SHORT PROBLEM:
The data below should be printed in full, exactly, and without any of its images.

-- START INPUT --

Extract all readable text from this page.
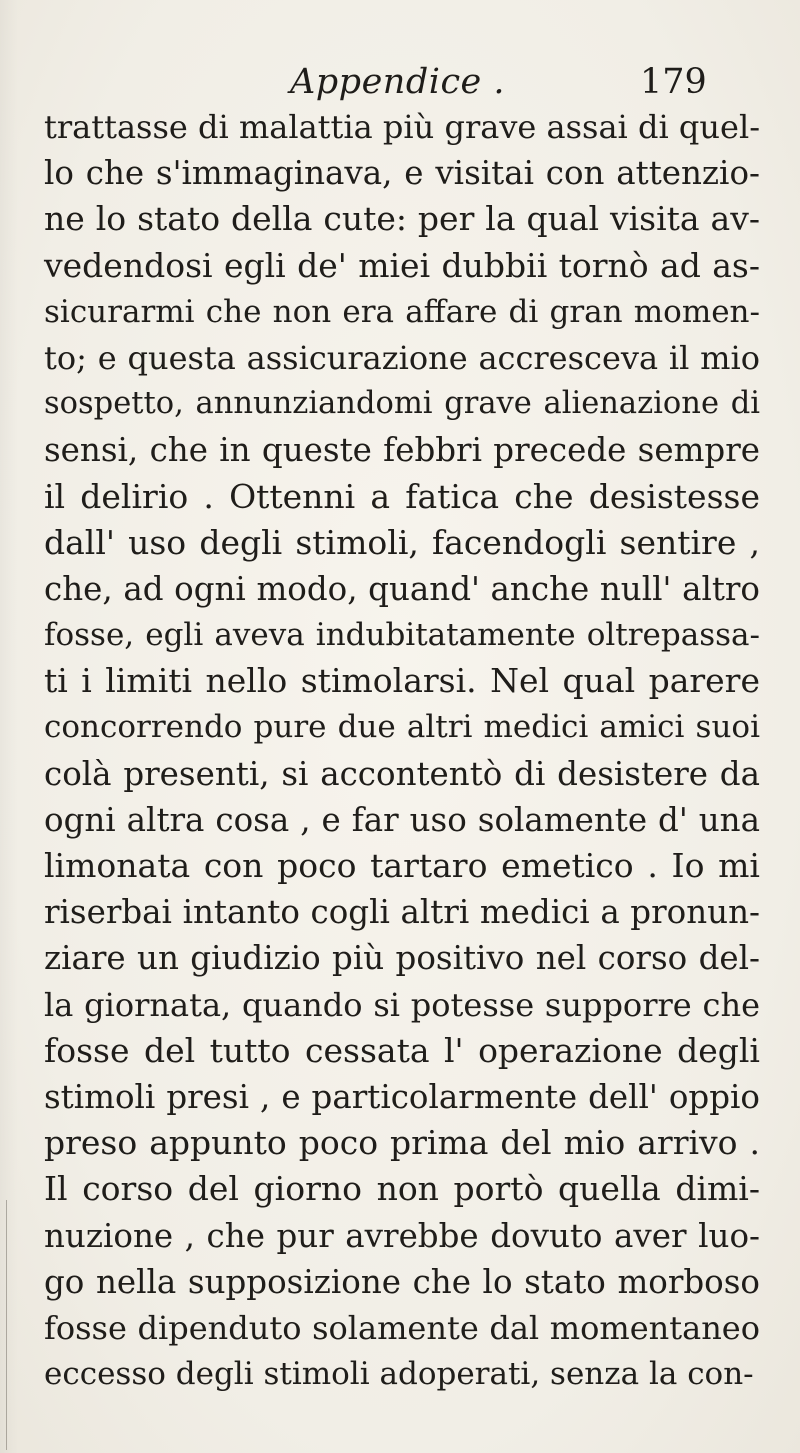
Appendice .	179
trattasse di malattia più grave assai di quel-
lo che s'immaginava, e visitai con attenzio-
ne lo stato della cute: per la qual visita av-
vedendosi egli de' miei dubbii tornò ad as-
sicurarmi che non era affare di gran momen-
to; e questa assicurazione accresceva il mio
sospetto, annunziandomi grave alienazione di
sensi, che in queste febbri precede sempre
il delirio . Ottenni a fatica che desistesse
dall' uso degli stimoli, facendogli sentire ,
che, ad ogni modo, quand' anche null' altro
fosse, egli aveva indubitatamente oltrepassa-
ti i limiti nello stimolarsi. Nel qual parere
concorrendo pure due altri medici amici suoi
colà presenti, si accontentò di desistere da
ogni altra cosa , e far uso solamente d' una
limonata con poco tartaro emetico . Io mi
riserbai intanto cogli altri medici a pronun-
ziare un giudizio più positivo nel corso del-
la giornata, quando si potesse supporre che
fosse del tutto cessata l' operazione degli
stimoli presi , e particolarmente dell' oppio
preso appunto poco prima del mio arrivo .
Il corso del giorno non portò quella dimi-
nuzione , che pur avrebbe dovuto aver luo-
go nella supposizione che lo stato morboso
fosse dipenduto solamente dal momentaneo
eccesso degli stimoli adoperati, senza la con-
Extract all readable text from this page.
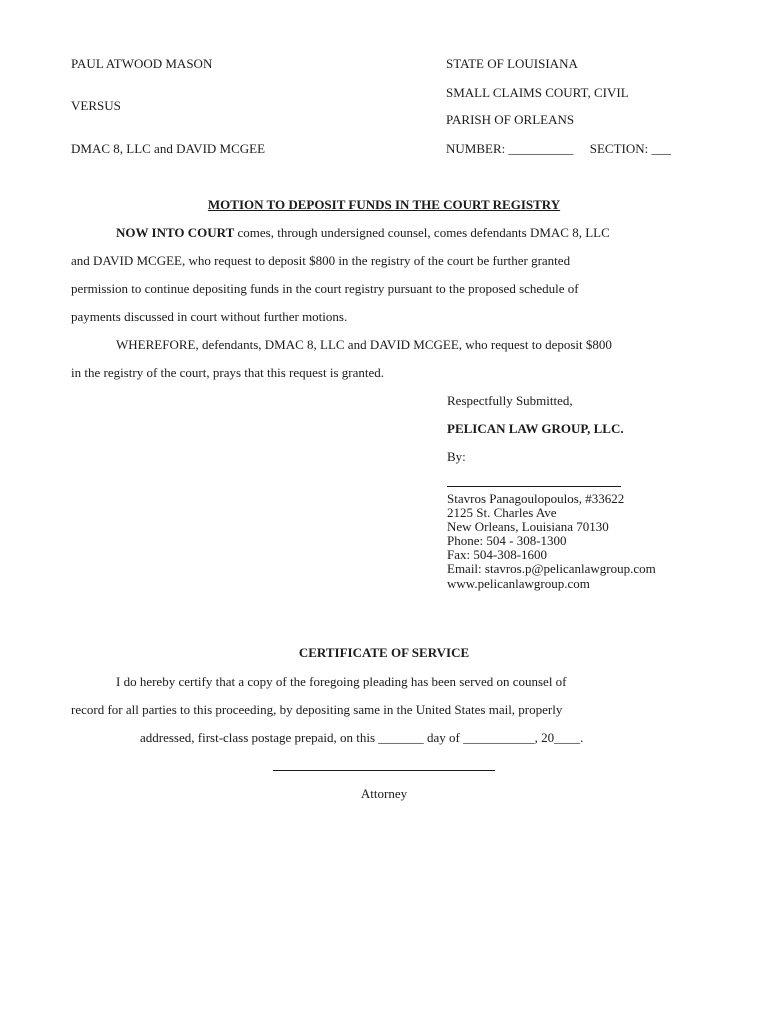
PAUL ATWOOD MASON
VERSUS
DMAC 8, LLC and DAVID MCGEE
STATE OF LOUISIANA
SMALL CLAIMS COURT, CIVIL
PARISH OF ORLEANS
NUMBER: __________     SECTION: ___
MOTION TO DEPOSIT FUNDS IN THE COURT REGISTRY
NOW INTO COURT comes, through undersigned counsel, comes defendants DMAC 8, LLC
and DAVID MCGEE, who request to deposit $800 in the registry of the court be further granted
permission to continue depositing funds in the court registry pursuant to the proposed schedule of
payments discussed in court without further motions.
WHEREFORE, defendants, DMAC 8, LLC and DAVID MCGEE, who request to deposit $800
in the registry of the court, prays that this request is granted.
Respectfully Submitted,
PELICAN LAW GROUP, LLC.
By:
Stavros Panagoulopoulos, #33622
2125 St. Charles Ave
New Orleans, Louisiana 70130
Phone: 504 - 308-1300
Fax: 504-308-1600
Email: stavros.p@pelicanlawgroup.com
www.pelicanlawgroup.com
CERTIFICATE OF SERVICE
I do hereby certify that a copy of the foregoing pleading has been served on counsel of
record for all parties to this proceeding, by depositing same in the United States mail, properly
addressed, first-class postage prepaid, on this _______ day of ___________, 20____.
Attorney
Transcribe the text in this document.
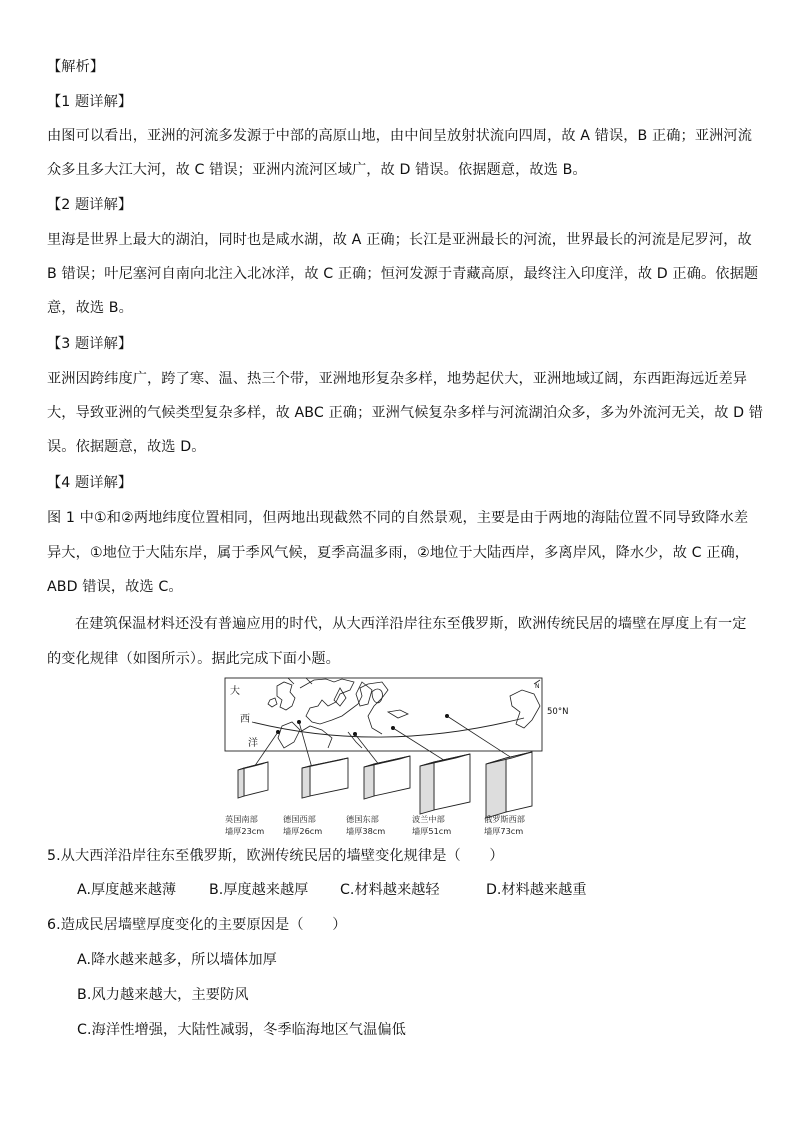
【解析】
【1 题详解】
由图可以看出，亚洲的河流多发源于中部的高原山地，由中间呈放射状流向四周，故 A 错误，B 正确；亚洲河流
众多且多大江大河，故 C 错误；亚洲内流河区域广，故 D 错误。依据题意，故选 B。
【2 题详解】
里海是世界上最大的湖泊，同时也是咸水湖，故 A 正确；长江是亚洲最长的河流，世界最长的河流是尼罗河，故
B 错误；叶尼塞河自南向北注入北冰洋，故 C 正确；恒河发源于青藏高原，最终注入印度洋，故 D 正确。依据题
意，故选 B。
【3 题详解】
亚洲因跨纬度广，跨了寒、温、热三个带，亚洲地形复杂多样，地势起伏大，亚洲地域辽阔，东西距海远近差异
大，导致亚洲的气候类型复杂多样，故 ABC 正确；亚洲气候复杂多样与河流湖泊众多，多为外流河无关，故 D 错
误。依据题意，故选 D。
【4 题详解】
图 1 中①和②两地纬度位置相同，但两地出现截然不同的自然景观，主要是由于两地的海陆位置不同导致降水差
异大，①地位于大陆东岸，属于季风气候，夏季高温多雨，②地位于大陆西岸，多离岸风，降水少，故 C 正确，
ABD 错误，故选 C。
在建筑保温材料还没有普遍应用的时代，从大西洋沿岸往东至俄罗斯，欧洲传统民居的墙壁在厚度上有一定
的变化规律（如图所示）。据此完成下面小题。
大
西
洋
50°N
N
英国南部
墙厚23cm
德国西部
墙厚26cm
德国东部
墙厚38cm
波兰中部
墙厚51cm
俄罗斯西部
墙厚73cm
5.从大西洋沿岸往东至俄罗斯，欧洲传统民居的墙壁变化规律是（　　）
A.厚度越来越薄 B.厚度越来越厚 C.材料越来越轻	D.材料越来越重
6.造成民居墙壁厚度变化的主要原因是（　　）
A.降水越来越多，所以墙体加厚
B.风力越来越大，主要防风
C.海洋性增强，大陆性减弱，冬季临海地区气温偏低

-- END INPUT --

EXERCISE RESULT:
Extract all readable text from this page.
Appendice .	179
trattasse di malattia più grave assai di quel-
lo che s'immaginava, e visitai con attenzio-
ne lo stato della cute: per la qual visita av-
vedendosi egli de' miei dubbii tornò ad as-
sicurarmi che non era affare di gran momen-
to; e questa assicurazione accresceva il mio
sospetto, annunziandomi grave alienazione di
sensi, che in queste febbri precede sempre
il delirio . Ottenni a fatica che desistesse
dall' uso degli stimoli, facendogli sentire ,
che, ad ogni modo, quand' anche null' altro
fosse, egli aveva indubitatamente oltrepassa-
ti i limiti nello stimolarsi. Nel qual parere
concorrendo pure due altri medici amici suoi
colà presenti, si accontentò di desistere da
ogni altra cosa , e far uso solamente d' una
limonata con poco tartaro emetico . Io mi
riserbai intanto cogli altri medici a pronun-
ziare un giudizio più positivo nel corso del-
la giornata, quando si potesse supporre che
fosse del tutto cessata l' operazione degli
stimoli presi , e particolarmente dell' oppio
preso appunto poco prima del mio arrivo .
Il corso del giorno non portò quella dimi-
nuzione , che pur avrebbe dovuto aver luo-
go nella supposizione che lo stato morboso
fosse dipenduto solamente dal momentaneo
eccesso degli stimoli adoperati, senza la con-
Extract all readable text from this page.
PAUL ATWOOD MASON
VERSUS
DMAC 8, LLC and DAVID MCGEE
STATE OF LOUISIANA
SMALL CLAIMS COURT, CIVIL
PARISH OF ORLEANS
NUMBER: __________     SECTION: ___
MOTION TO DEPOSIT FUNDS IN THE COURT REGISTRY
NOW INTO COURT comes, through undersigned counsel, comes defendants DMAC 8, LLC
and DAVID MCGEE, who request to deposit $800 in the registry of the court be further granted
permission to continue depositing funds in the court registry pursuant to the proposed schedule of
payments discussed in court without further motions.
WHEREFORE, defendants, DMAC 8, LLC and DAVID MCGEE, who request to deposit $800
in the registry of the court, prays that this request is granted.
Respectfully Submitted,
PELICAN LAW GROUP, LLC.
By:
Stavros Panagoulopoulos, #33622
2125 St. Charles Ave
New Orleans, Louisiana 70130
Phone: 504 - 308-1300
Fax: 504-308-1600
Email: stavros.p@pelicanlawgroup.com
www.pelicanlawgroup.com
CERTIFICATE OF SERVICE
I do hereby certify that a copy of the foregoing pleading has been served on counsel of
record for all parties to this proceeding, by depositing same in the United States mail, properly
addressed, first-class postage prepaid, on this _______ day of ___________, 20____.
Attorney
Transcribe the text in this document.
【解析】
【1 题详解】
由图可以看出，亚洲的河流多发源于中部的高原山地，由中间呈放射状流向四周，故 A 错误，B 正确；亚洲河流
众多且多大江大河，故 C 错误；亚洲内流河区域广，故 D 错误。依据题意，故选 B。
【2 题详解】
里海是世界上最大的湖泊，同时也是咸水湖，故 A 正确；长江是亚洲最长的河流，世界最长的河流是尼罗河，故
B 错误；叶尼塞河自南向北注入北冰洋，故 C 正确；恒河发源于青藏高原，最终注入印度洋，故 D 正确。依据题
意，故选 B。
【3 题详解】
亚洲因跨纬度广，跨了寒、温、热三个带，亚洲地形复杂多样，地势起伏大，亚洲地域辽阔，东西距海远近差异
大，导致亚洲的气候类型复杂多样，故 ABC 正确；亚洲气候复杂多样与河流湖泊众多，多为外流河无关，故 D 错
误。依据题意，故选 D。
【4 题详解】
图 1 中①和②两地纬度位置相同，但两地出现截然不同的自然景观，主要是由于两地的海陆位置不同导致降水差
异大，①地位于大陆东岸，属于季风气候，夏季高温多雨，②地位于大陆西岸，多离岸风，降水少，故 C 正确，
ABD 错误，故选 C。
在建筑保温材料还没有普遍应用的时代，从大西洋沿岸往东至俄罗斯，欧洲传统民居的墙壁在厚度上有一定
的变化规律（如图所示）。据此完成下面小题。
大
西
洋
50°N
N
英国南部
墙厚23cm
德国西部
墙厚26cm
德国东部
墙厚38cm
波兰中部
墙厚51cm
俄罗斯西部
墙厚73cm
5.从大西洋沿岸往东至俄罗斯，欧洲传统民居的墙壁变化规律是（　　）
A.厚度越来越薄 B.厚度越来越厚 C.材料越来越轻	D.材料越来越重
6.造成民居墙壁厚度变化的主要原因是（　　）
A.降水越来越多，所以墙体加厚
B.风力越来越大，主要防风
C.海洋性增强，大陆性减弱，冬季临海地区气温偏低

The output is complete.